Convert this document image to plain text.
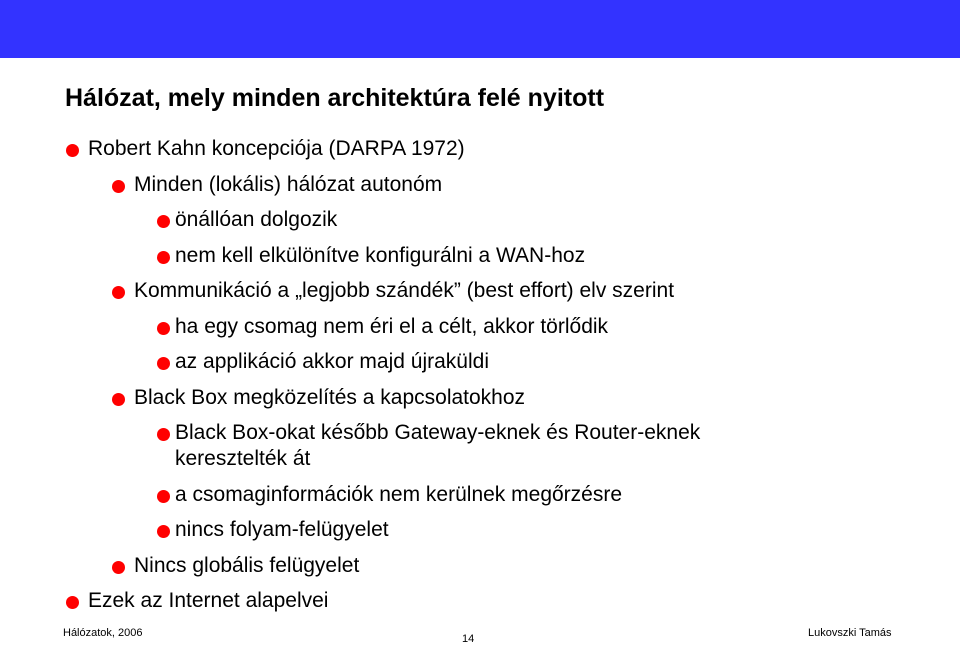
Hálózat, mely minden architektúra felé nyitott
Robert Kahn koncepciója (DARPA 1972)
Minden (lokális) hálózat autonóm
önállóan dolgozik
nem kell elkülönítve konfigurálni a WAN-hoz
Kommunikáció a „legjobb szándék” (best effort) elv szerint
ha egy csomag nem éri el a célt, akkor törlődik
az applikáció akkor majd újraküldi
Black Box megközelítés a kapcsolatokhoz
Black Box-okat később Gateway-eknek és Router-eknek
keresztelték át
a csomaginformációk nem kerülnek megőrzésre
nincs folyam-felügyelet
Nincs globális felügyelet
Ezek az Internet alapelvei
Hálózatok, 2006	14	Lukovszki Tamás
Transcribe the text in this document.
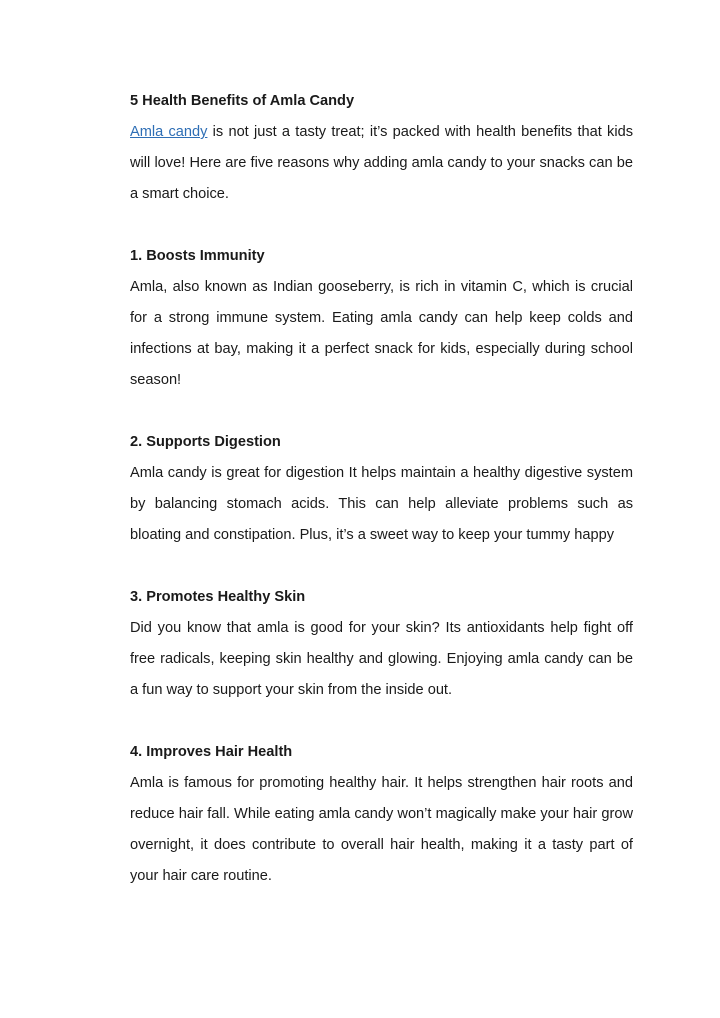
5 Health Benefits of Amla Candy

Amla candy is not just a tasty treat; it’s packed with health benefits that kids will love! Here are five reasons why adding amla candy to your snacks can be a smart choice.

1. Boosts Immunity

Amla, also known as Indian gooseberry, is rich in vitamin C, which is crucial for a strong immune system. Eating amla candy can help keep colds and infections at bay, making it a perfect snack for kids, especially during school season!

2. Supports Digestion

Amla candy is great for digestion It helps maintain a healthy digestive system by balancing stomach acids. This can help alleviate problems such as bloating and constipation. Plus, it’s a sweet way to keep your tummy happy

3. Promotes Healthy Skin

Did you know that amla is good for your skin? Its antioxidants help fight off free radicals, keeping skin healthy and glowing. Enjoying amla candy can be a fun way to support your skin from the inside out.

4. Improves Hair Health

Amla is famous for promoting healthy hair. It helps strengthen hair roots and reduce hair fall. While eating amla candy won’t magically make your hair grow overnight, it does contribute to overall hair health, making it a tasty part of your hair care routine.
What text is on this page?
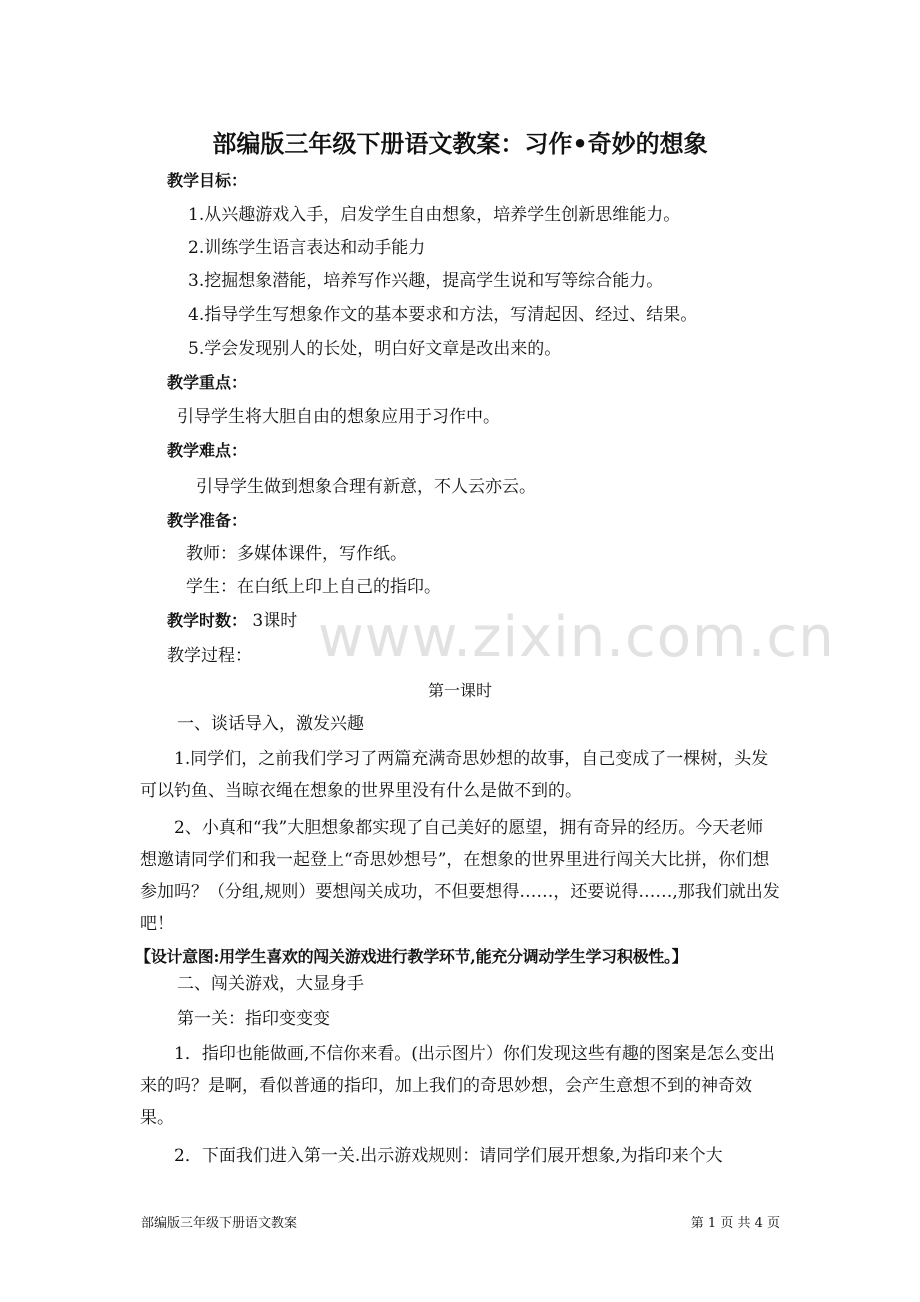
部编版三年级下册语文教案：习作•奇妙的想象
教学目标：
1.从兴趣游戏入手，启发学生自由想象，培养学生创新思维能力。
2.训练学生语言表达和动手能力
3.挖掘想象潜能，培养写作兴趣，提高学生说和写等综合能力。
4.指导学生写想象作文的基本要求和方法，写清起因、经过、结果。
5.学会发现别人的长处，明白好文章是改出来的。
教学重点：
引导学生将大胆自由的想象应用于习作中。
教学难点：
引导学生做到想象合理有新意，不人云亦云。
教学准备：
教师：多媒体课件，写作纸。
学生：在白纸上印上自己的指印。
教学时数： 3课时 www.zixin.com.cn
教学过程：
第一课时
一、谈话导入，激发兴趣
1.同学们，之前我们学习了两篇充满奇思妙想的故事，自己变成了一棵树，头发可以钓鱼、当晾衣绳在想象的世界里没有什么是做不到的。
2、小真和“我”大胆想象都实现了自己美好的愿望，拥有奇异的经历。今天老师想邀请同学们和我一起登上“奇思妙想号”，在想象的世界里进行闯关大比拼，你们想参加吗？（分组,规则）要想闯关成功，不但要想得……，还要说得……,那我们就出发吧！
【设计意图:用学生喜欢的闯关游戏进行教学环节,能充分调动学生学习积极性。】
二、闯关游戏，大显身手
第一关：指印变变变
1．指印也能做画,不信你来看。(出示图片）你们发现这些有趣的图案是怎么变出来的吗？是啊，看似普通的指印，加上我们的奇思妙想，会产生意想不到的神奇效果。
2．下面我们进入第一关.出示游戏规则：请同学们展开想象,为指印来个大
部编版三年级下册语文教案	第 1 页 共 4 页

━━━━━━━━━━

*Given problem*
Leave the pictures out, and print every line of the listing exactly as written.

*Result below*
Convert this document image to plain text.
Hálózat, mely minden architektúra felé nyitott
Robert Kahn koncepciója (DARPA 1972)
Minden (lokális) hálózat autonóm
önállóan dolgozik
nem kell elkülönítve konfigurálni a WAN-hoz
Kommunikáció a „legjobb szándék” (best effort) elv szerint
ha egy csomag nem éri el a célt, akkor törlődik
az applikáció akkor majd újraküldi
Black Box megközelítés a kapcsolatokhoz
Black Box-okat később Gateway-eknek és Router-eknek
keresztelték át
a csomaginformációk nem kerülnek megőrzésre
nincs folyam-felügyelet
Nincs globális felügyelet
Ezek az Internet alapelvei
Hálózatok, 2006	14	Lukovszki Tamás
Transcribe the text in this document.
5 Health Benefits of Amla Candy

Amla candy is not just a tasty treat; it’s packed with health benefits that kids will love! Here are five reasons why adding amla candy to your snacks can be a smart choice.

1. Boosts Immunity

Amla, also known as Indian gooseberry, is rich in vitamin C, which is crucial for a strong immune system. Eating amla candy can help keep colds and infections at bay, making it a perfect snack for kids, especially during school season!

2. Supports Digestion

Amla candy is great for digestion It helps maintain a healthy digestive system by balancing stomach acids. This can help alleviate problems such as bloating and constipation. Plus, it’s a sweet way to keep your tummy happy

3. Promotes Healthy Skin

Did you know that amla is good for your skin? Its antioxidants help fight off free radicals, keeping skin healthy and glowing. Enjoying amla candy can be a fun way to support your skin from the inside out.

4. Improves Hair Health

Amla is famous for promoting healthy hair. It helps strengthen hair roots and reduce hair fall. While eating amla candy won’t magically make your hair grow overnight, it does contribute to overall hair health, making it a tasty part of your hair care routine.
What text is on this page?
部编版三年级下册语文教案：习作•奇妙的想象
教学目标：
1.从兴趣游戏入手，启发学生自由想象，培养学生创新思维能力。
2.训练学生语言表达和动手能力
3.挖掘想象潜能，培养写作兴趣，提高学生说和写等综合能力。
4.指导学生写想象作文的基本要求和方法，写清起因、经过、结果。
5.学会发现别人的长处，明白好文章是改出来的。
教学重点：
引导学生将大胆自由的想象应用于习作中。
教学难点：
引导学生做到想象合理有新意，不人云亦云。
教学准备：
教师：多媒体课件，写作纸。
学生：在白纸上印上自己的指印。
教学时数： 3课时 www.zixin.com.cn
教学过程：
第一课时
一、谈话导入，激发兴趣
1.同学们，之前我们学习了两篇充满奇思妙想的故事，自己变成了一棵树，头发可以钓鱼、当晾衣绳在想象的世界里没有什么是做不到的。
2、小真和“我”大胆想象都实现了自己美好的愿望，拥有奇异的经历。今天老师想邀请同学们和我一起登上“奇思妙想号”，在想象的世界里进行闯关大比拼，你们想参加吗？（分组,规则）要想闯关成功，不但要想得……，还要说得……,那我们就出发吧！
【设计意图:用学生喜欢的闯关游戏进行教学环节,能充分调动学生学习积极性。】
二、闯关游戏，大显身手
第一关：指印变变变
1．指印也能做画,不信你来看。(出示图片）你们发现这些有趣的图案是怎么变出来的吗？是啊，看似普通的指印，加上我们的奇思妙想，会产生意想不到的神奇效果。
2．下面我们进入第一关.出示游戏规则：请同学们展开想象,为指印来个大
部编版三年级下册语文教案	第 1 页 共 4 页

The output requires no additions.